● **Brief**:
Below are records. Copy every line with "host" in it.
★ ★ ★ ★
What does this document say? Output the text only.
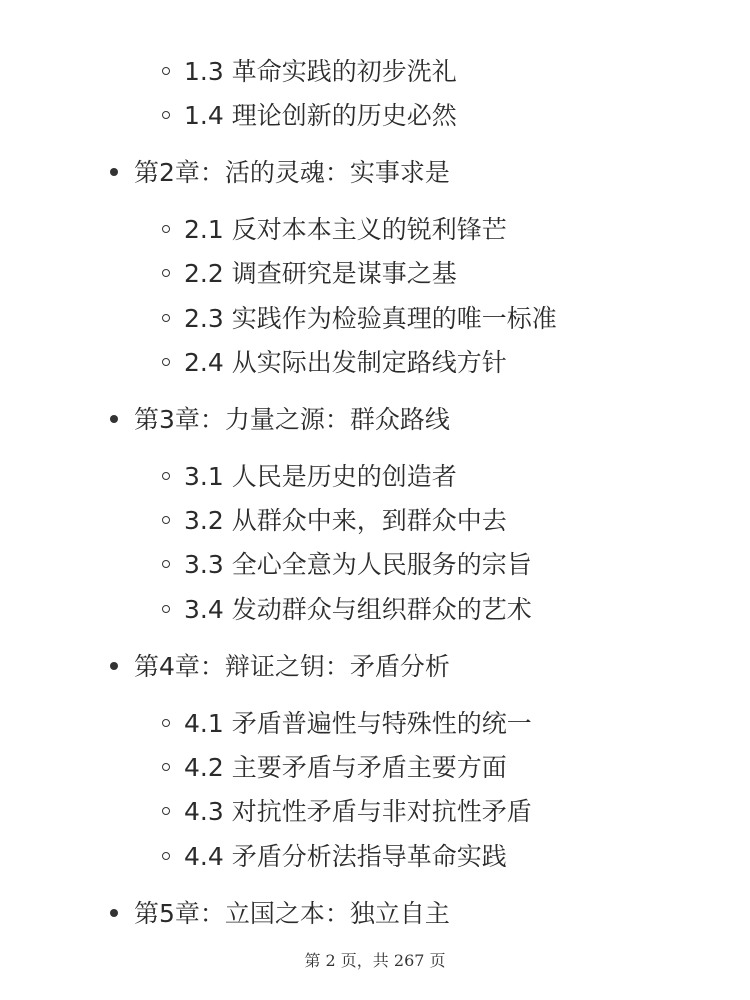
1.3 革命实践的初步洗礼
1.4 理论创新的历史必然
第2章：活的灵魂：实事求是
2.1 反对本本主义的锐利锋芒
2.2 调查研究是谋事之基
2.3 实践作为检验真理的唯一标准
2.4 从实际出发制定路线方针
第3章：力量之源：群众路线
3.1 人民是历史的创造者
3.2 从群众中来，到群众中去
3.3 全心全意为人民服务的宗旨
3.4 发动群众与组织群众的艺术
第4章：辩证之钥：矛盾分析
4.1 矛盾普遍性与特殊性的统一
4.2 主要矛盾与矛盾主要方面
4.3 对抗性矛盾与非对抗性矛盾
4.4 矛盾分析法指导革命实践
第5章：立国之本：独立自主
第 2 页，共 267 页
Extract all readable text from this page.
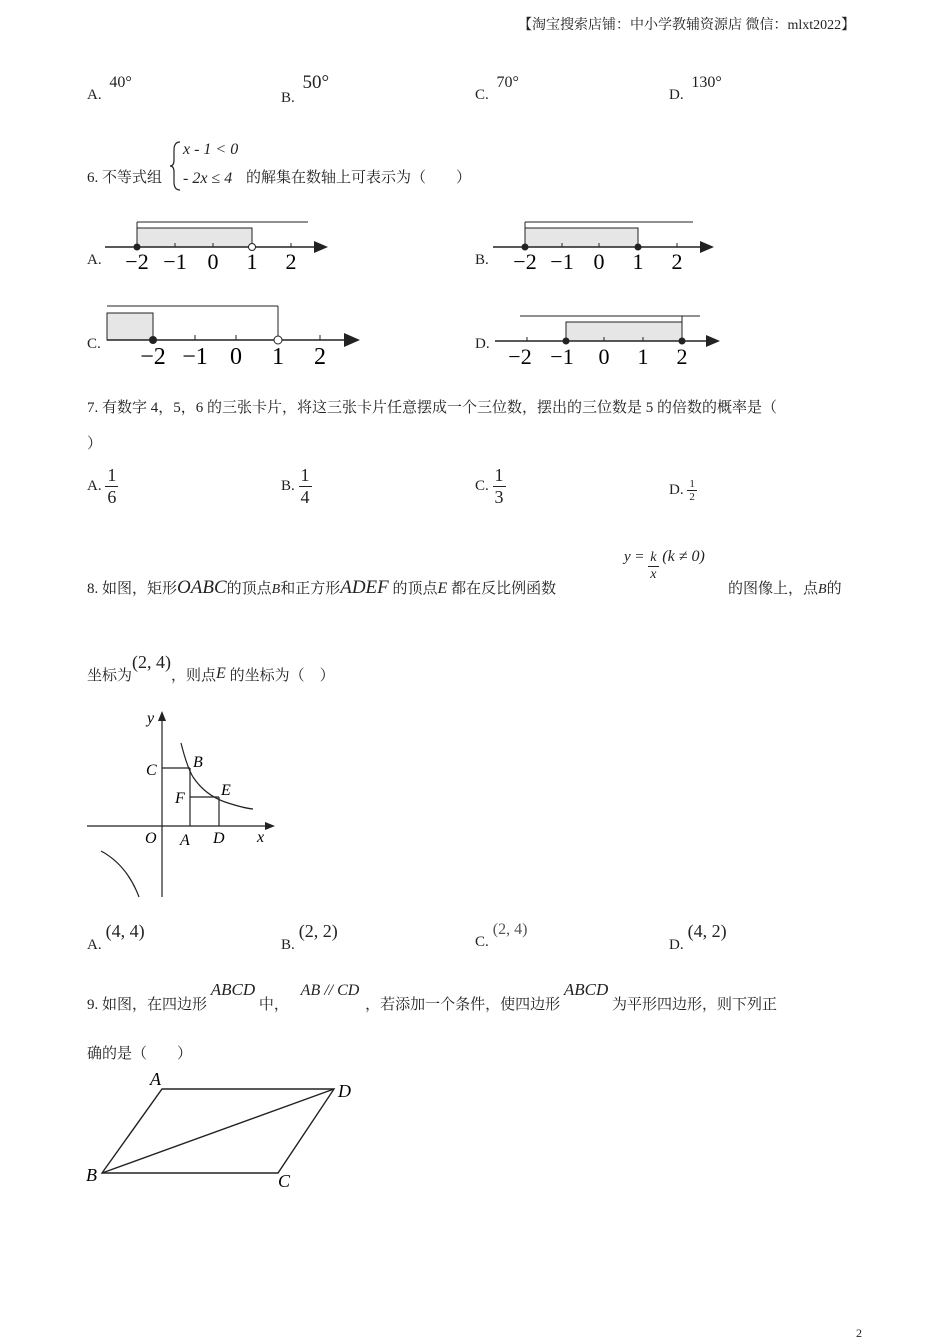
【淘宝搜索店铺：中小学教辅资源店 微信：mlxt2022】
A. 40°
B. 50°
C. 70°
D. 130°
6. 不等式组
x - 1 < 0
- 2x ≤ 4 的解集在数轴上可表示为（　　）
A. −2 −1 0 1 2	B. −2 −1 0 1 2
C. −2 −1 0 1 2	D. −2 −1 0 1 2
7. 有数字 4，5，6 的三张卡片，将这三张卡片任意摆成一个三位数，摆出的三位数是 5 的倍数的概率是（
）
A. $\frac{1}{6}$	B. $\frac{1}{4}$	C. $\frac{1}{3}$	D. $\frac{1}{2}$
8. 如图，矩形OABC的顶点B和正方形ADEF 的顶点E 都在反比例函数
$y = \frac{k}{x} (k \ne 0)$
的图像上，点B的
坐标为(2, 4)，则点E 的坐标为（　）
y
x
O A
B
C
D
E
F
A.(4, 4)
B.(2, 2)
C.(2, 4)
D.(4, 2)
9. 如图，在四边形 ABCD 中， AB // CD ，若添加一个条件，使四边形 ABCD 为平形四边形，则下列正
确的是（　　）
A
B	C
D
2
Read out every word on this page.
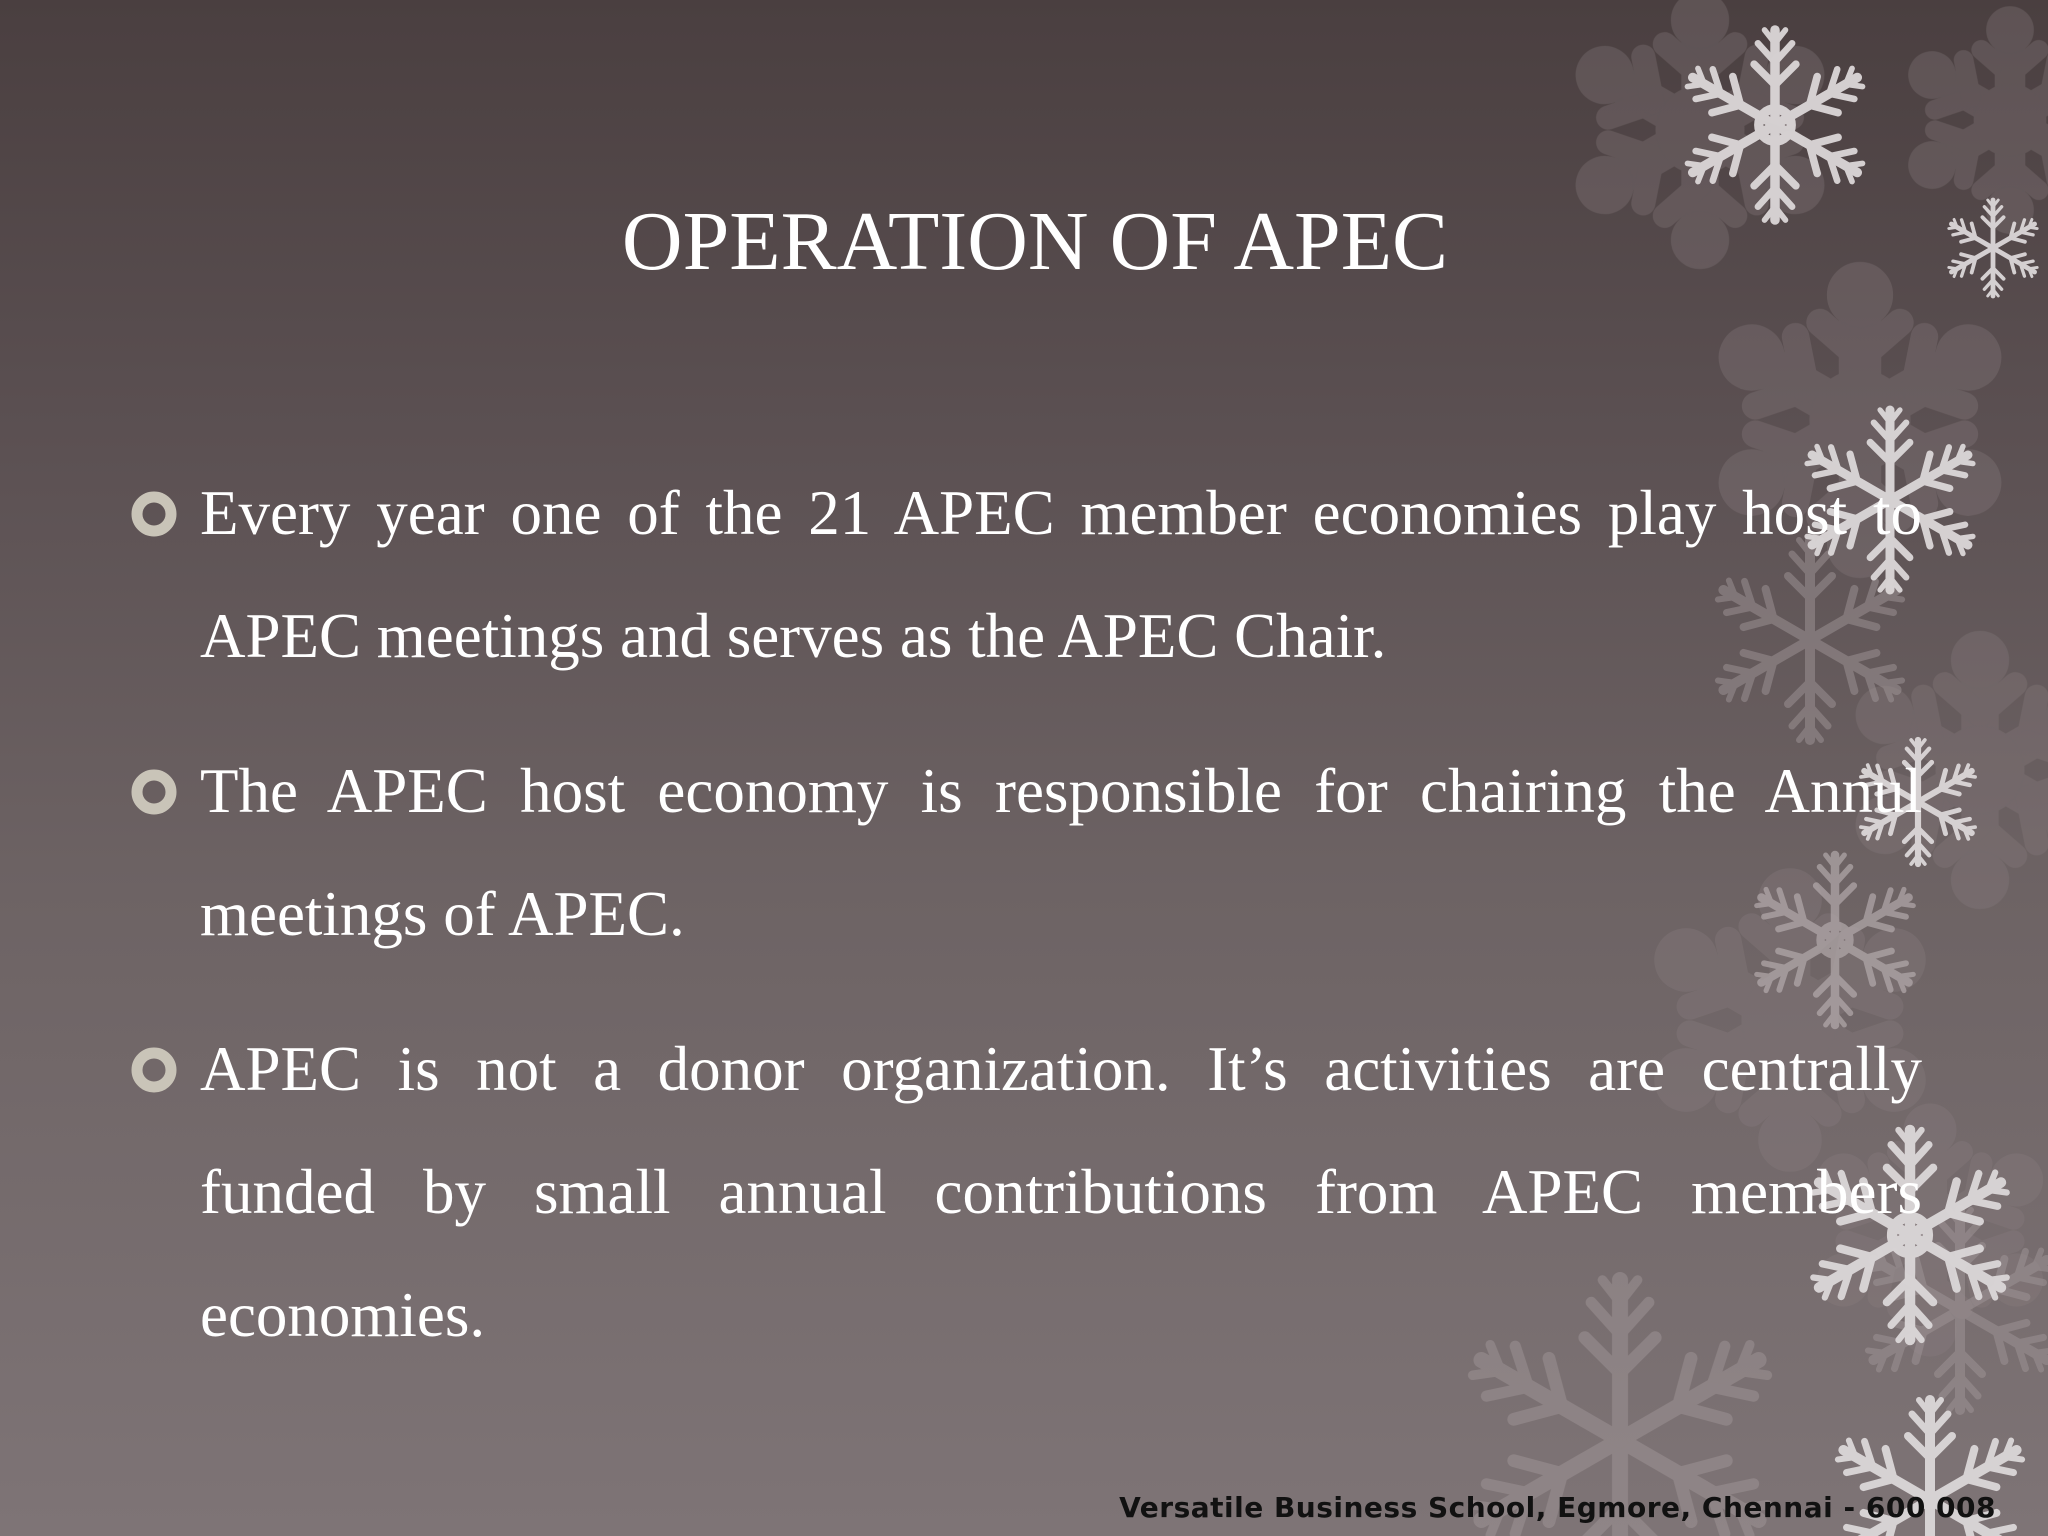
OPERATION OF APEC
Every year one of the 21 APEC member economies play host to APEC meetings and serves as the APEC Chair.
The APEC host economy is responsible for chairing the Annul meetings of APEC.
APEC is not a donor organization. It’s activities are centrally funded by small annual contributions from APEC members economies.
Versatile Business School, Egmore, Chennai - 600 008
★ ★ ★ ★
● **Output for this exercise**:
Every year one of the 21 APEC member economies play host to APEC meetings and serves as the APEC Chair.
The APEC host economy is responsible for chairing the Annul meetings of APEC.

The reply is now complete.